◆ **Material for this task**:
- - - - -
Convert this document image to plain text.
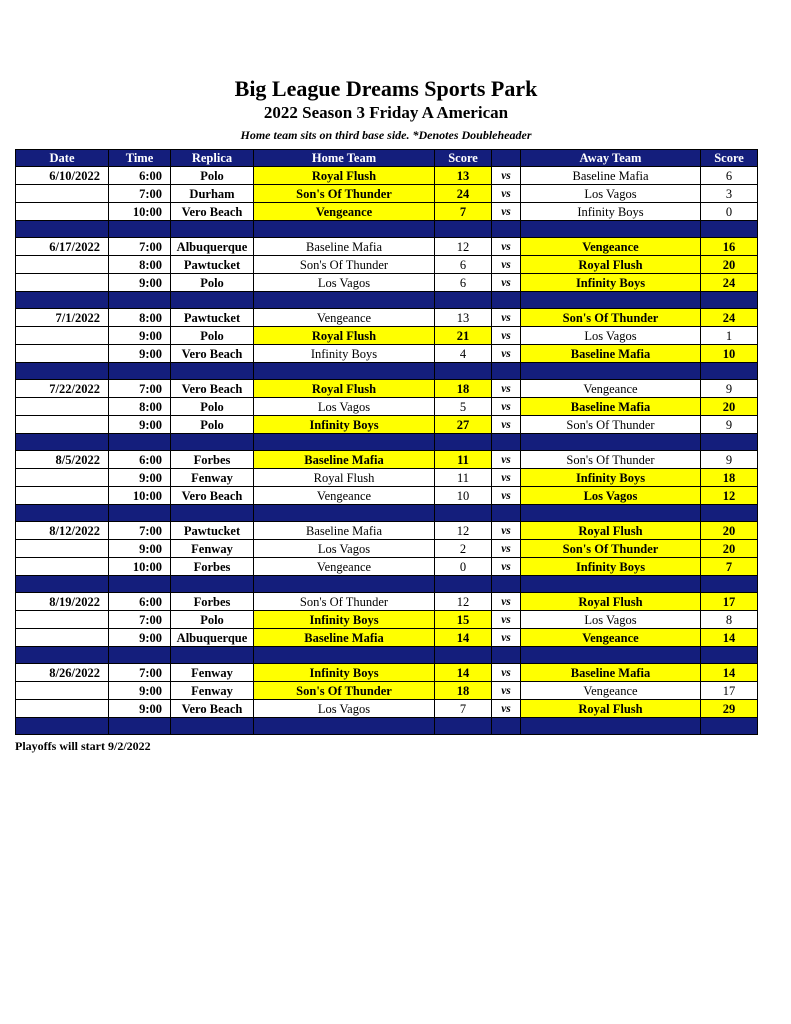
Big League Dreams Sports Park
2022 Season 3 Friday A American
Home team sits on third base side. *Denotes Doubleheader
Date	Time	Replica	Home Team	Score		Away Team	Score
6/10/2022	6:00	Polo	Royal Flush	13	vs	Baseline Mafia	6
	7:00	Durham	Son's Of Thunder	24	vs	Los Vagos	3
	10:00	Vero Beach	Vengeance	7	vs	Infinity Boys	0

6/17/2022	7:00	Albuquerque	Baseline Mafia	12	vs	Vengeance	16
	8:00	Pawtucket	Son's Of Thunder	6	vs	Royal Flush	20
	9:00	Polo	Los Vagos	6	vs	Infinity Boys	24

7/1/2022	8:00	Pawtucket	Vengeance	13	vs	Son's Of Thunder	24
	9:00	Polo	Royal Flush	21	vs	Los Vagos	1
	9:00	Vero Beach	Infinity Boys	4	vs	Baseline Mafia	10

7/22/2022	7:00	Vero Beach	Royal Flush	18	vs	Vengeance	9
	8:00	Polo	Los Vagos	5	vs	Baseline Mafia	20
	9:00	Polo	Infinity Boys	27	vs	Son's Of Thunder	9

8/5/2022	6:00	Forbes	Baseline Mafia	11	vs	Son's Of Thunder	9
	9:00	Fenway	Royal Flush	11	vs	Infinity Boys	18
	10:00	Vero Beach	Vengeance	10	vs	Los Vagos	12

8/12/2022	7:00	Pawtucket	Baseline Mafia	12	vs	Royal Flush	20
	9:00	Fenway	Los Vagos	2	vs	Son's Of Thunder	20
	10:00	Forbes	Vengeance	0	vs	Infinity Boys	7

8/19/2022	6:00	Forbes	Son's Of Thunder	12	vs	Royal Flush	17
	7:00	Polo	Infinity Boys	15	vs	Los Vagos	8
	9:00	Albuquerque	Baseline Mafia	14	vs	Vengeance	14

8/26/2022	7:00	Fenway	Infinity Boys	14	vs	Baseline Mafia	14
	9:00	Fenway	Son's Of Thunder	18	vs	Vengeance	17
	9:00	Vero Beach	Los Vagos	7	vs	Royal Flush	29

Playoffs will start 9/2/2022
- - - - -
◆ **Given request**: Each line containing the word "Flush" counts once; say how many such lines there are, giving only the number.

◆ **Solution for this problem**: 8